------ 引用文 ------

描きやすさの秘密は、エンボス(凹凸)加工
開発の経緯について、壁装事業部商品開発課の小椋淑恵さんが説明します。「今までにない面白い壁紙を作ってみよう、というのがそもそもの発想でした。ちょうどその頃、建築設計事務所のサポーズデザインオフィスさんと一緒に仕事をすることになったので、相談してみたところ、鏡みたいにツルツルした壁紙とかフワフワした壁紙とか、たくさんアイデアを頂いた中に、黒板みたいに描き消しできる壁紙というアイデアがあったのです」
製品化に向けた企画検討は、両社のコラボという形で2015年にスタート。ほぼ1年掛かりで完成にこぎ着けましたが、最も苦心したのが表面のエンボス(凹凸)加工の規格だったといいます。
「エンボスが深すぎるとチョークの粉が入り込んで取れなくなるし、線が引きづらい。逆に浅すぎると、表面のフィルムの圧着が弱くなって剥がれやすくなってしまいます。描き心地がよくて剥がれない、丁度いいエンボスの作り方を見付けるまで、チョークアーティストの方に協力して頂いたりして、何度も何度もテストを繰り返しました」
これからも壁紙の可能性拡大に挑戦
壁装事業部商品開発課の坂戸雅彦課長は、「インテリア商材として見た目も大事なので、マット仕上げで光沢を抑え、カラーリングも8種類用意している。お客様からは大変好評で、ご家庭はもちろん、各種の商業施設、幼稚園、保育園、さらにはイベントなど、様々なシーンで様々な使われ方をしているが、色が美しいので壁紙自体としての魅力も高く、色そのものを楽しむ人も多い」と言います。

------ 提供情報 ------

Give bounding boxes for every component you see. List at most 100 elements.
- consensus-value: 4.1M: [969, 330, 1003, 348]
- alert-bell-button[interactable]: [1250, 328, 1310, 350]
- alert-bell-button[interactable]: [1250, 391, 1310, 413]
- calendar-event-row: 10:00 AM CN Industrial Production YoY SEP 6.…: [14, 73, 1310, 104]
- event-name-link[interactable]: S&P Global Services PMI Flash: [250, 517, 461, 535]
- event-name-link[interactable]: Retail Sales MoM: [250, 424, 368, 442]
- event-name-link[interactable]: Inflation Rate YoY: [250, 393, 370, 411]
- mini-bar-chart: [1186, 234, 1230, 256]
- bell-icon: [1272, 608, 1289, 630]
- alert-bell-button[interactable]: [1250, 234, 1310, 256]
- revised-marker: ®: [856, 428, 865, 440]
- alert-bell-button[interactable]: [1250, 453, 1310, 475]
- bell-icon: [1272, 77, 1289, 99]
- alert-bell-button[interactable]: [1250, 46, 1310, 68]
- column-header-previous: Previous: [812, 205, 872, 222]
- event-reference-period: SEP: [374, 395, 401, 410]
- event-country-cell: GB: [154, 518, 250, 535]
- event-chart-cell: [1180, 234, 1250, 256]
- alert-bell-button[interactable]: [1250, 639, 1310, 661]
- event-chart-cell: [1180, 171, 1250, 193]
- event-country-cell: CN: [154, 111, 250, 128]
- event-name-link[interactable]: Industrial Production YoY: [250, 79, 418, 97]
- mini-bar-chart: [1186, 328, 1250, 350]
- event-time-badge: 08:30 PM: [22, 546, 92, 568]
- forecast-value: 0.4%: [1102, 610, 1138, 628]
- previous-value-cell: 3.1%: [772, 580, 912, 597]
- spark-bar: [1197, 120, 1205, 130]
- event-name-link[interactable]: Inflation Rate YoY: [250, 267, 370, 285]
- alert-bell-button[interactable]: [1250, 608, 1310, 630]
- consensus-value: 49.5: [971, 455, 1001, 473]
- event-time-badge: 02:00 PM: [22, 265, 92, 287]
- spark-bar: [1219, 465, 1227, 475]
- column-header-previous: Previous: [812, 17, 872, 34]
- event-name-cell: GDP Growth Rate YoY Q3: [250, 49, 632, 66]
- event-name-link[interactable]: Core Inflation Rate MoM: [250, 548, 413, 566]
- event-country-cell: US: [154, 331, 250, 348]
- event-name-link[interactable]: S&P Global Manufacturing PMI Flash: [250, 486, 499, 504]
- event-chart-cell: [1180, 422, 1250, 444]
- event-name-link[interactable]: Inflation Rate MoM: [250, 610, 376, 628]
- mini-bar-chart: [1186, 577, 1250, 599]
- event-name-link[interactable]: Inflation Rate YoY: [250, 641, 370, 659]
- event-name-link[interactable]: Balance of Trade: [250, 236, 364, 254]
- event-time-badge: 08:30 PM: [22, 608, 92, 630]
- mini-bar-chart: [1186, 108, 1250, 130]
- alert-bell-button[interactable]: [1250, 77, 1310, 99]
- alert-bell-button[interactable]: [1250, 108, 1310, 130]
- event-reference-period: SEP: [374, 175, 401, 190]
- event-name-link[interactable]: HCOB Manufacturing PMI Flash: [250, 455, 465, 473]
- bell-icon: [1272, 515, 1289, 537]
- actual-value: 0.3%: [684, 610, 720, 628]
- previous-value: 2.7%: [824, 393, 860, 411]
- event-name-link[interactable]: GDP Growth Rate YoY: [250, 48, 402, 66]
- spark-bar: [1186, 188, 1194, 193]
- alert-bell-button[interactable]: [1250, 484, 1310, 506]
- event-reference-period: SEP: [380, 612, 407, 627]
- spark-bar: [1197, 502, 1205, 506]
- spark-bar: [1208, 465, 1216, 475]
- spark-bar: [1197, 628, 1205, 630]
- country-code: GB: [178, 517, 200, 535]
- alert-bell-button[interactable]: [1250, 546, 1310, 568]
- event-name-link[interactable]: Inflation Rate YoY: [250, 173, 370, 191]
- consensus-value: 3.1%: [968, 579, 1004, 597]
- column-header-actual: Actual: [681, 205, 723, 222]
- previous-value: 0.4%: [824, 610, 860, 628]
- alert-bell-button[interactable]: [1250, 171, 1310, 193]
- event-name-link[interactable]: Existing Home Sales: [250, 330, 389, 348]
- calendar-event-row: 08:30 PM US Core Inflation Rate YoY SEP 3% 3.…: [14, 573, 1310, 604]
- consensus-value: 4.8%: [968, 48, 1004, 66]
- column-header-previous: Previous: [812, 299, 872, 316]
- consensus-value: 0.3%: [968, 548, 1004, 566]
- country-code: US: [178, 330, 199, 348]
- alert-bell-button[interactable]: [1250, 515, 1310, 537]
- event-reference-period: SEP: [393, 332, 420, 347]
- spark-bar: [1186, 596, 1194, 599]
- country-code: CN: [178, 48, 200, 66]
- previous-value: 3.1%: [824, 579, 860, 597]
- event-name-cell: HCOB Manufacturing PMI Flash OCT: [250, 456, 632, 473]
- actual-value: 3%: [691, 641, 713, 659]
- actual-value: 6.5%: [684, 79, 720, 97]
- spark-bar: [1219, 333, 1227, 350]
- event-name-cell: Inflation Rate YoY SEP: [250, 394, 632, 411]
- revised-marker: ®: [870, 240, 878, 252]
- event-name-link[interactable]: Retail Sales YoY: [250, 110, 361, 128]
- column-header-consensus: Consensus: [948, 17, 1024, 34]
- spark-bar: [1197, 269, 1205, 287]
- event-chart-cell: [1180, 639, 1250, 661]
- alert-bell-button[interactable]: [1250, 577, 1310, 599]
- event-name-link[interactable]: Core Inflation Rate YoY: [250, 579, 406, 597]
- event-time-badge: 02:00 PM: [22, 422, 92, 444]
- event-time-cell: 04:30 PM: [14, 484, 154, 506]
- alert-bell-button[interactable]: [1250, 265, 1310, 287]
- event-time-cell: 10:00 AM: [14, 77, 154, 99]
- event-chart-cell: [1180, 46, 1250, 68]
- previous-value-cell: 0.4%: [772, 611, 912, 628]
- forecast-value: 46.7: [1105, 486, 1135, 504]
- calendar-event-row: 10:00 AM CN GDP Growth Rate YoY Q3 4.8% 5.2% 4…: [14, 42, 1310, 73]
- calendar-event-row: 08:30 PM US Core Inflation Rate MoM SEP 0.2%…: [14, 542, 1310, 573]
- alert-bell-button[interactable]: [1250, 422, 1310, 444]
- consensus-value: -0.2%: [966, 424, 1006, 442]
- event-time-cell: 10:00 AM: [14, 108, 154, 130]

------

■ 課題内容
壁紙開発についての文章から、「製品化に向けた企画検討は、両」で始まり「度もテストを繰り返しました」」まで続く部分を一字一句違えずに書き写してください。

■ 回答全文
製品化に向けた企画検討は、両社のコラボという形で2015年にスタート。ほぼ1年掛かりで完成にこぎ着けましたが、最も苦心したのが表面のエンボス(凹凸)加工の規格だったといいます。
「エンボスが深すぎるとチョークの粉が入り込んで取れなくなるし、線が引きづらい。逆に浅すぎると、表面のフィルムの圧着が弱くなって剥がれやすくなってしまいます。描き心地がよくて剥がれない、丁度いいエンボスの作り方を見付けるまで、チョークアーティストの方に協力して頂いたりして、何度も何度もテストを繰り返しました」